(Dataset records):
----------
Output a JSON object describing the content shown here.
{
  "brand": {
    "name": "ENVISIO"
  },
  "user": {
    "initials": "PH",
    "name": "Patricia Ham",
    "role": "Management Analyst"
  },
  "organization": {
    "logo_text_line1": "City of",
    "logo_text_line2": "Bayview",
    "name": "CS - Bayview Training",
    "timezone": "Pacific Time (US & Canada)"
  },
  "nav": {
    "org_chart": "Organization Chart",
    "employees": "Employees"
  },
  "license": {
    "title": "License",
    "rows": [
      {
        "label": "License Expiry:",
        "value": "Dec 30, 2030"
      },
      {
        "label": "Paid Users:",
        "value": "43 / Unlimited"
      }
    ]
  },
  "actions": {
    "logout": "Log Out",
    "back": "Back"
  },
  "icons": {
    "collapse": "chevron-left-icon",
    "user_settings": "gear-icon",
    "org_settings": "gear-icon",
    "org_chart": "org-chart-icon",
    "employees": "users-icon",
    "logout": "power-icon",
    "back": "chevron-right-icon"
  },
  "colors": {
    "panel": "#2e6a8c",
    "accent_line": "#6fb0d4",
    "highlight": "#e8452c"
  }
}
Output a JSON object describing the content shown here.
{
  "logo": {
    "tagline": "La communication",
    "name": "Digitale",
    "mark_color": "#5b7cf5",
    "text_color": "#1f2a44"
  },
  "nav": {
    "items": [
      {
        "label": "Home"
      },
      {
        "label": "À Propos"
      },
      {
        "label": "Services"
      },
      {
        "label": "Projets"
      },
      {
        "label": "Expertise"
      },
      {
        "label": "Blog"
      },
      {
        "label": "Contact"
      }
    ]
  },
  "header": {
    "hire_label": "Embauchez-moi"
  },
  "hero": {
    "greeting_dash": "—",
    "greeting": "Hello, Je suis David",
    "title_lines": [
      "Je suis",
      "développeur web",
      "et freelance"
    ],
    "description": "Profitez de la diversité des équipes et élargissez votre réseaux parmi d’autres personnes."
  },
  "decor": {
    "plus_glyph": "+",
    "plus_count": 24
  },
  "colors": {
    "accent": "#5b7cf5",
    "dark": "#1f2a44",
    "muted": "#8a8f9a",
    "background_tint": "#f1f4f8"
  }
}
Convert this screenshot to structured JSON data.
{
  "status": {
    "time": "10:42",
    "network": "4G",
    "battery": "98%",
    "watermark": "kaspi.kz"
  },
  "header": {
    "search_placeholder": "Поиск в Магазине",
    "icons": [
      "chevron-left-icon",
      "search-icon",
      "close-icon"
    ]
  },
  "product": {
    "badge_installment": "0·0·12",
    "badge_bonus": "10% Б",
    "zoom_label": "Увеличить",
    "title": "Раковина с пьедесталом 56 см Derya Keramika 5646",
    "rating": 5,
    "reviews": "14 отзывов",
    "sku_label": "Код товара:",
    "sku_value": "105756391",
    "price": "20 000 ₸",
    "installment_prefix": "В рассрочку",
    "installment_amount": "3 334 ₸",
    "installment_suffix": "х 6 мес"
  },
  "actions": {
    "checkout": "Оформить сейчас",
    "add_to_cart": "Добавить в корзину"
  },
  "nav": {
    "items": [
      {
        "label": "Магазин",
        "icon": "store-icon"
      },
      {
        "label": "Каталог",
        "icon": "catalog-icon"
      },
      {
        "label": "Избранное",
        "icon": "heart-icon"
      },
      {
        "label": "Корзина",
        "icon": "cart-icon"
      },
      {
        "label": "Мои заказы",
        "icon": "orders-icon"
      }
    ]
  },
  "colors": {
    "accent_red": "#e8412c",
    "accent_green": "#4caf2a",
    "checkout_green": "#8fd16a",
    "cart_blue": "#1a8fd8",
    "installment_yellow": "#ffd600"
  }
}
----------
(PROBLEM DESCRIPTION):
Copy all of the data. Keep every word exactly as it is.

(WRITTEN REPLY):
Output a JSON object describing the content shown here.
{
  "brand": {
    "name": "ENVISIO"
  },
  "user": {
    "initials": "PH",
    "name": "Patricia Ham",
    "role": "Management Analyst"
  },
  "organization": {
    "logo_text_line1": "City of",
    "logo_text_line2": "Bayview",
    "name": "CS - Bayview Training",
    "timezone": "Pacific Time (US & Canada)"
  },
  "nav": {
    "org_chart": "Organization Chart",
    "employees": "Employees"
  },
  "license": {
    "title": "License",
    "rows": [
      {
        "label": "License Expiry:",
        "value": "Dec 30, 2030"
      },
      {
        "label": "Paid Users:",
        "value": "43 / Unlimited"
      }
    ]
  },
  "actions": {
    "logout": "Log Out",
    "back": "Back"
  },
  "icons": {
    "collapse": "chevron-left-icon",
    "user_settings": "gear-icon",
    "org_settings": "gear-icon",
    "org_chart": "org-chart-icon",
    "employees": "users-icon",
    "logout": "power-icon",
    "back": "chevron-right-icon"
  },
  "colors": {
    "panel": "#2e6a8c",
    "accent_line": "#6fb0d4",
    "highlight": "#e8452c"
  }
}
Output a JSON object describing the content shown here.
{
  "logo": {
    "tagline": "La communication",
    "name": "Digitale",
    "mark_color": "#5b7cf5",
    "text_color": "#1f2a44"
  },
  "nav": {
    "items": [
      {
        "label": "Home"
      },
      {
        "label": "À Propos"
      },
      {
        "label": "Services"
      },
      {
        "label": "Projets"
      },
      {
        "label": "Expertise"
      },
      {
        "label": "Blog"
      },
      {
        "label": "Contact"
      }
    ]
  },
  "header": {
    "hire_label": "Embauchez-moi"
  },
  "hero": {
    "greeting_dash": "—",
    "greeting": "Hello, Je suis David",
    "title_lines": [
      "Je suis",
      "développeur web",
      "et freelance"
    ],
    "description": "Profitez de la diversité des équipes et élargissez votre réseaux parmi d’autres personnes."
  },
  "decor": {
    "plus_glyph": "+",
    "plus_count": 24
  },
  "colors": {
    "accent": "#5b7cf5",
    "dark": "#1f2a44",
    "muted": "#8a8f9a",
    "background_tint": "#f1f4f8"
  }
}
Convert this screenshot to structured JSON data.
{
  "status": {
    "time": "10:42",
    "network": "4G",
    "battery": "98%",
    "watermark": "kaspi.kz"
  },
  "header": {
    "search_placeholder": "Поиск в Магазине",
    "icons": [
      "chevron-left-icon",
      "search-icon",
      "close-icon"
    ]
  },
  "product": {
    "badge_installment": "0·0·12",
    "badge_bonus": "10% Б",
    "zoom_label": "Увеличить",
    "title": "Раковина с пьедесталом 56 см Derya Keramika 5646",
    "rating": 5,
    "reviews": "14 отзывов",
    "sku_label": "Код товара:",
    "sku_value": "105756391",
    "price": "20 000 ₸",
    "installment_prefix": "В рассрочку",
    "installment_amount": "3 334 ₸",
    "installment_suffix": "х 6 мес"
  },
  "actions": {
    "checkout": "Оформить сейчас",
    "add_to_cart": "Добавить в корзину"
  },
  "nav": {
    "items": [
      {
        "label": "Магазин",
        "icon": "store-icon"
      },
      {
        "label": "Каталог",
        "icon": "catalog-icon"
      },
      {
        "label": "Избранное",
        "icon": "heart-icon"
      },
      {
        "label": "Корзина",
        "icon": "cart-icon"
      },
      {
        "label": "Мои заказы",
        "icon": "orders-icon"
      }
    ]
  },
  "colors": {
    "accent_red": "#e8412c",
    "accent_green": "#4caf2a",
    "checkout_green": "#8fd16a",
    "cart_blue": "#1a8fd8",
    "installment_yellow": "#ffd600"
  }
}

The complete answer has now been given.